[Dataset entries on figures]
===

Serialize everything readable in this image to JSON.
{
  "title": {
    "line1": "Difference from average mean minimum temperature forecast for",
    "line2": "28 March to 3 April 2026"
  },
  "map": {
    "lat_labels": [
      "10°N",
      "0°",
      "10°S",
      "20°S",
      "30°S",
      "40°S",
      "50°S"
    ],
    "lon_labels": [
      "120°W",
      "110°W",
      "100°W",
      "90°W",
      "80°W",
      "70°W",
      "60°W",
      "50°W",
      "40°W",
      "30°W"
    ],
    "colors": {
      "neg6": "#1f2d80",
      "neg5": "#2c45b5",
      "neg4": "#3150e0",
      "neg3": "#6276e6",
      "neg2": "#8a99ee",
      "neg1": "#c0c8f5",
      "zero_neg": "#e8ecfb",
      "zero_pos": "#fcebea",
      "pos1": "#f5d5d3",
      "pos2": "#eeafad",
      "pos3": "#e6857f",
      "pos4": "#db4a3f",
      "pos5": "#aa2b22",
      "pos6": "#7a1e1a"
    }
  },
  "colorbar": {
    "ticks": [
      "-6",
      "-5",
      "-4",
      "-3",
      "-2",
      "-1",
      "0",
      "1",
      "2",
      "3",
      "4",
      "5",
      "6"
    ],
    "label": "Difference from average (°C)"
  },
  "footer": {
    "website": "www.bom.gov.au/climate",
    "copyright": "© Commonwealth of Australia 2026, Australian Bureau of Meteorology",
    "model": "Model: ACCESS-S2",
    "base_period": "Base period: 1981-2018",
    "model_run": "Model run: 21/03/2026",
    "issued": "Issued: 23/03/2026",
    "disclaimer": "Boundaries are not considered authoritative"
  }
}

===

= WHAT IS ASKED =
From the data above, extract every line in its exact form.

= FINISHED EXERCISE =
Serialize everything readable in this image to JSON.
{
  "title": {
    "line1": "Difference from average mean minimum temperature forecast for",
    "line2": "28 March to 3 April 2026"
  },
  "map": {
    "lat_labels": [
      "10°N",
      "0°",
      "10°S",
      "20°S",
      "30°S",
      "40°S",
      "50°S"
    ],
    "lon_labels": [
      "120°W",
      "110°W",
      "100°W",
      "90°W",
      "80°W",
      "70°W",
      "60°W",
      "50°W",
      "40°W",
      "30°W"
    ],
    "colors": {
      "neg6": "#1f2d80",
      "neg5": "#2c45b5",
      "neg4": "#3150e0",
      "neg3": "#6276e6",
      "neg2": "#8a99ee",
      "neg1": "#c0c8f5",
      "zero_neg": "#e8ecfb",
      "zero_pos": "#fcebea",
      "pos1": "#f5d5d3",
      "pos2": "#eeafad",
      "pos3": "#e6857f",
      "pos4": "#db4a3f",
      "pos5": "#aa2b22",
      "pos6": "#7a1e1a"
    }
  },
  "colorbar": {
    "ticks": [
      "-6",
      "-5",
      "-4",
      "-3",
      "-2",
      "-1",
      "0",
      "1",
      "2",
      "3",
      "4",
      "5",
      "6"
    ],
    "label": "Difference from average (°C)"
  },
  "footer": {
    "website": "www.bom.gov.au/climate",
    "copyright": "© Commonwealth of Australia 2026, Australian Bureau of Meteorology",
    "model": "Model: ACCESS-S2",
    "base_period": "Base period: 1981-2018",
    "model_run": "Model run: 21/03/2026",
    "issued": "Issued: 23/03/2026",
    "disclaimer": "Boundaries are not considered authoritative"
  }
}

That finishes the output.